## EXERCISE DESCRIPTION
Set down the material below in full, matching it exactly.

:: RECORD EXCERPTS

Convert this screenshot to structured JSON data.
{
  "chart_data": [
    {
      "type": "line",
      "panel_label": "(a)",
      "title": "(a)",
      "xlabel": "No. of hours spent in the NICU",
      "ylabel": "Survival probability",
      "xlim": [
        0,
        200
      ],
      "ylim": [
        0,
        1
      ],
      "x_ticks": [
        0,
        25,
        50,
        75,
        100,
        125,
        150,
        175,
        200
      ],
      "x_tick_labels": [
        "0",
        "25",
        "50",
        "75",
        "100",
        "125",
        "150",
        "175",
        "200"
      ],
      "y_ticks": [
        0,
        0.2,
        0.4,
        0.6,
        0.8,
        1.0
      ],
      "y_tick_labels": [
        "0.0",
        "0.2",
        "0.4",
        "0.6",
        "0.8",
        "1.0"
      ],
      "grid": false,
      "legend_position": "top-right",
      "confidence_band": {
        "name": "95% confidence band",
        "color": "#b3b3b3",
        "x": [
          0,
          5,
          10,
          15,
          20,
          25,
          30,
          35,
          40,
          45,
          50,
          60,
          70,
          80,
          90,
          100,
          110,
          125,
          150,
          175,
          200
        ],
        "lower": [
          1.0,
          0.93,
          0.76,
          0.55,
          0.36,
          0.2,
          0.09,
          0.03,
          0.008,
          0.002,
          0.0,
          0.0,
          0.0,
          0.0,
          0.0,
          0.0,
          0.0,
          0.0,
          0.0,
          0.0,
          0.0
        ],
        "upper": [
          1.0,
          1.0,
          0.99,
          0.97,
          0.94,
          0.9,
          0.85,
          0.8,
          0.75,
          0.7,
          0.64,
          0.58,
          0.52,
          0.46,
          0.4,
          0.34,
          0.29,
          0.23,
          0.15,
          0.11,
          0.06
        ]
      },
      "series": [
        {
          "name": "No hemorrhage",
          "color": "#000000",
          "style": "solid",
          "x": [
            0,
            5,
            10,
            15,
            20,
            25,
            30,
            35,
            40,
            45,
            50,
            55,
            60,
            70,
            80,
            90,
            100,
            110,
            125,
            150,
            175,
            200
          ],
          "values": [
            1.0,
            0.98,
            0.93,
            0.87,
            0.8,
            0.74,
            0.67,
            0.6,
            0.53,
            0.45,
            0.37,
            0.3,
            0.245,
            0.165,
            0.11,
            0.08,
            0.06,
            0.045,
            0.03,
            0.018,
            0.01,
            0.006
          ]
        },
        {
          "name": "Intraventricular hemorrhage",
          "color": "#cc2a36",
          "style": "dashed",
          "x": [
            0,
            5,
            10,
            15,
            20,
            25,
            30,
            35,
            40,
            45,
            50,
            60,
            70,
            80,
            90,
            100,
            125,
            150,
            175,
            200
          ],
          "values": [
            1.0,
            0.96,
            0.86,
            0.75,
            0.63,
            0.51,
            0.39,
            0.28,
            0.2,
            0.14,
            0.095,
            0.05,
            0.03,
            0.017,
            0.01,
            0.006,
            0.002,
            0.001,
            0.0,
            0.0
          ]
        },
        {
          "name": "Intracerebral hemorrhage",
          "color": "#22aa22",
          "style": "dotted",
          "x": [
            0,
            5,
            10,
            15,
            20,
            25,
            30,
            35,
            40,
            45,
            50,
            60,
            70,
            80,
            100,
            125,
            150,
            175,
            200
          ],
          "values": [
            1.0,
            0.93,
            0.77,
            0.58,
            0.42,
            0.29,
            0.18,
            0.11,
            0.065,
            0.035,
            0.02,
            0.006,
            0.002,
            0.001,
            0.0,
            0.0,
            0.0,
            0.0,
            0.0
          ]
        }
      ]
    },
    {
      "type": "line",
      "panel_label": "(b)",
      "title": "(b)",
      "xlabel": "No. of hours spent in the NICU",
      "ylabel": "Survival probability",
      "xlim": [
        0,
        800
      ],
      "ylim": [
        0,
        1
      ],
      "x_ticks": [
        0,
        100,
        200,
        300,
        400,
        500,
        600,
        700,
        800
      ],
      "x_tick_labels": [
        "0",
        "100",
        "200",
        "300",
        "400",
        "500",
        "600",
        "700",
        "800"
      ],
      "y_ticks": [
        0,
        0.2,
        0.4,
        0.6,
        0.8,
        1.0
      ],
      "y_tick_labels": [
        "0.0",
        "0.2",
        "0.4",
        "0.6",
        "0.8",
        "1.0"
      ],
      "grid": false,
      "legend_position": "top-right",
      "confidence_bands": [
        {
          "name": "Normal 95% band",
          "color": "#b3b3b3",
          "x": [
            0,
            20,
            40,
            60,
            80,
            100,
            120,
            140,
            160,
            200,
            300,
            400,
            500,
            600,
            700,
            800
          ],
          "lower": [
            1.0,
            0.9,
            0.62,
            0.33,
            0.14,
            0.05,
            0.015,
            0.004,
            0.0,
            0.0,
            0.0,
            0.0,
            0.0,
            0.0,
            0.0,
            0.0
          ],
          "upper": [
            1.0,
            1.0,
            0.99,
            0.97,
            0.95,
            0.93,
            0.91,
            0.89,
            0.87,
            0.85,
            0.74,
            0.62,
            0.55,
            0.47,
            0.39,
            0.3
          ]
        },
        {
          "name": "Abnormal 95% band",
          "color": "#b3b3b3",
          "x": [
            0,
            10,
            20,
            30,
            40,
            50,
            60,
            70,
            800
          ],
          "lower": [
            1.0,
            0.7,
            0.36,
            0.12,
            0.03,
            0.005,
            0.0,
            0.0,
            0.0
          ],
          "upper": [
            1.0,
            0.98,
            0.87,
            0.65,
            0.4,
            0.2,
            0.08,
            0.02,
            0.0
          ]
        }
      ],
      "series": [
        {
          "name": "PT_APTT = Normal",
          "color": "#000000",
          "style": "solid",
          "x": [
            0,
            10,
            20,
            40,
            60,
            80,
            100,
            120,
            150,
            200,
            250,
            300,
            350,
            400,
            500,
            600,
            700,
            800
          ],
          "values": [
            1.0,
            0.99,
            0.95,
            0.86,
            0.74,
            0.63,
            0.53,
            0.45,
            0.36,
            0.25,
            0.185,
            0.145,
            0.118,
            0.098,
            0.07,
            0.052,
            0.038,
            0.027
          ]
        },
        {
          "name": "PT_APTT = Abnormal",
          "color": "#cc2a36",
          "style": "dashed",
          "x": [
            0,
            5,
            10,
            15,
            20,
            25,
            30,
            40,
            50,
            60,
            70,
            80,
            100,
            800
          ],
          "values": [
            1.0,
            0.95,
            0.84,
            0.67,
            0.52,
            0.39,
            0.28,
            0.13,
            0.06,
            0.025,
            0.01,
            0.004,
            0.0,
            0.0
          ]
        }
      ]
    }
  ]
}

::::

## SOLUTION TO THE EXERCISE
Convert this screenshot to structured JSON data.
{
  "chart_data": [
    {
      "type": "line",
      "panel_label": "(a)",
      "title": "(a)",
      "xlabel": "No. of hours spent in the NICU",
      "ylabel": "Survival probability",
      "xlim": [
        0,
        200
      ],
      "ylim": [
        0,
        1
      ],
      "x_ticks": [
        0,
        25,
        50,
        75,
        100,
        125,
        150,
        175,
        200
      ],
      "x_tick_labels": [
        "0",
        "25",
        "50",
        "75",
        "100",
        "125",
        "150",
        "175",
        "200"
      ],
      "y_ticks": [
        0,
        0.2,
        0.4,
        0.6,
        0.8,
        1.0
      ],
      "y_tick_labels": [
        "0.0",
        "0.2",
        "0.4",
        "0.6",
        "0.8",
        "1.0"
      ],
      "grid": false,
      "legend_position": "top-right",
      "confidence_band": {
        "name": "95% confidence band",
        "color": "#b3b3b3",
        "x": [
          0,
          5,
          10,
          15,
          20,
          25,
          30,
          35,
          40,
          45,
          50,
          60,
          70,
          80,
          90,
          100,
          110,
          125,
          150,
          175,
          200
        ],
        "lower": [
          1.0,
          0.93,
          0.76,
          0.55,
          0.36,
          0.2,
          0.09,
          0.03,
          0.008,
          0.002,
          0.0,
          0.0,
          0.0,
          0.0,
          0.0,
          0.0,
          0.0,
          0.0,
          0.0,
          0.0,
          0.0
        ],
        "upper": [
          1.0,
          1.0,
          0.99,
          0.97,
          0.94,
          0.9,
          0.85,
          0.8,
          0.75,
          0.7,
          0.64,
          0.58,
          0.52,
          0.46,
          0.4,
          0.34,
          0.29,
          0.23,
          0.15,
          0.11,
          0.06
        ]
      },
      "series": [
        {
          "name": "No hemorrhage",
          "color": "#000000",
          "style": "solid",
          "x": [
            0,
            5,
            10,
            15,
            20,
            25,
            30,
            35,
            40,
            45,
            50,
            55,
            60,
            70,
            80,
            90,
            100,
            110,
            125,
            150,
            175,
            200
          ],
          "values": [
            1.0,
            0.98,
            0.93,
            0.87,
            0.8,
            0.74,
            0.67,
            0.6,
            0.53,
            0.45,
            0.37,
            0.3,
            0.245,
            0.165,
            0.11,
            0.08,
            0.06,
            0.045,
            0.03,
            0.018,
            0.01,
            0.006
          ]
        },
        {
          "name": "Intraventricular hemorrhage",
          "color": "#cc2a36",
          "style": "dashed",
          "x": [
            0,
            5,
            10,
            15,
            20,
            25,
            30,
            35,
            40,
            45,
            50,
            60,
            70,
            80,
            90,
            100,
            125,
            150,
            175,
            200
          ],
          "values": [
            1.0,
            0.96,
            0.86,
            0.75,
            0.63,
            0.51,
            0.39,
            0.28,
            0.2,
            0.14,
            0.095,
            0.05,
            0.03,
            0.017,
            0.01,
            0.006,
            0.002,
            0.001,
            0.0,
            0.0
          ]
        },
        {
          "name": "Intracerebral hemorrhage",
          "color": "#22aa22",
          "style": "dotted",
          "x": [
            0,
            5,
            10,
            15,
            20,
            25,
            30,
            35,
            40,
            45,
            50,
            60,
            70,
            80,
            100,
            125,
            150,
            175,
            200
          ],
          "values": [
            1.0,
            0.93,
            0.77,
            0.58,
            0.42,
            0.29,
            0.18,
            0.11,
            0.065,
            0.035,
            0.02,
            0.006,
            0.002,
            0.001,
            0.0,
            0.0,
            0.0,
            0.0,
            0.0
          ]
        }
      ]
    },
    {
      "type": "line",
      "panel_label": "(b)",
      "title": "(b)",
      "xlabel": "No. of hours spent in the NICU",
      "ylabel": "Survival probability",
      "xlim": [
        0,
        800
      ],
      "ylim": [
        0,
        1
      ],
      "x_ticks": [
        0,
        100,
        200,
        300,
        400,
        500,
        600,
        700,
        800
      ],
      "x_tick_labels": [
        "0",
        "100",
        "200",
        "300",
        "400",
        "500",
        "600",
        "700",
        "800"
      ],
      "y_ticks": [
        0,
        0.2,
        0.4,
        0.6,
        0.8,
        1.0
      ],
      "y_tick_labels": [
        "0.0",
        "0.2",
        "0.4",
        "0.6",
        "0.8",
        "1.0"
      ],
      "grid": false,
      "legend_position": "top-right",
      "confidence_bands": [
        {
          "name": "Normal 95% band",
          "color": "#b3b3b3",
          "x": [
            0,
            20,
            40,
            60,
            80,
            100,
            120,
            140,
            160,
            200,
            300,
            400,
            500,
            600,
            700,
            800
          ],
          "lower": [
            1.0,
            0.9,
            0.62,
            0.33,
            0.14,
            0.05,
            0.015,
            0.004,
            0.0,
            0.0,
            0.0,
            0.0,
            0.0,
            0.0,
            0.0,
            0.0
          ],
          "upper": [
            1.0,
            1.0,
            0.99,
            0.97,
            0.95,
            0.93,
            0.91,
            0.89,
            0.87,
            0.85,
            0.74,
            0.62,
            0.55,
            0.47,
            0.39,
            0.3
          ]
        },
        {
          "name": "Abnormal 95% band",
          "color": "#b3b3b3",
          "x": [
            0,
            10,
            20,
            30,
            40,
            50,
            60,
            70,
            800
          ],
          "lower": [
            1.0,
            0.7,
            0.36,
            0.12,
            0.03,
            0.005,
            0.0,
            0.0,
            0.0
          ],
          "upper": [
            1.0,
            0.98,
            0.87,
            0.65,
            0.4,
            0.2,
            0.08,
            0.02,
            0.0
          ]
        }
      ],
      "series": [
        {
          "name": "PT_APTT = Normal",
          "color": "#000000",
          "style": "solid",
          "x": [
            0,
            10,
            20,
            40,
            60,
            80,
            100,
            120,
            150,
            200,
            250,
            300,
            350,
            400,
            500,
            600,
            700,
            800
          ],
          "values": [
            1.0,
            0.99,
            0.95,
            0.86,
            0.74,
            0.63,
            0.53,
            0.45,
            0.36,
            0.25,
            0.185,
            0.145,
            0.118,
            0.098,
            0.07,
            0.052,
            0.038,
            0.027
          ]
        },
        {
          "name": "PT_APTT = Abnormal",
          "color": "#cc2a36",
          "style": "dashed",
          "x": [
            0,
            5,
            10,
            15,
            20,
            25,
            30,
            40,
            50,
            60,
            70,
            80,
            100,
            800
          ],
          "values": [
            1.0,
            0.95,
            0.84,
            0.67,
            0.52,
            0.39,
            0.28,
            0.13,
            0.06,
            0.025,
            0.01,
            0.004,
            0.0,
            0.0
          ]
        }
      ]
    }
  ]
}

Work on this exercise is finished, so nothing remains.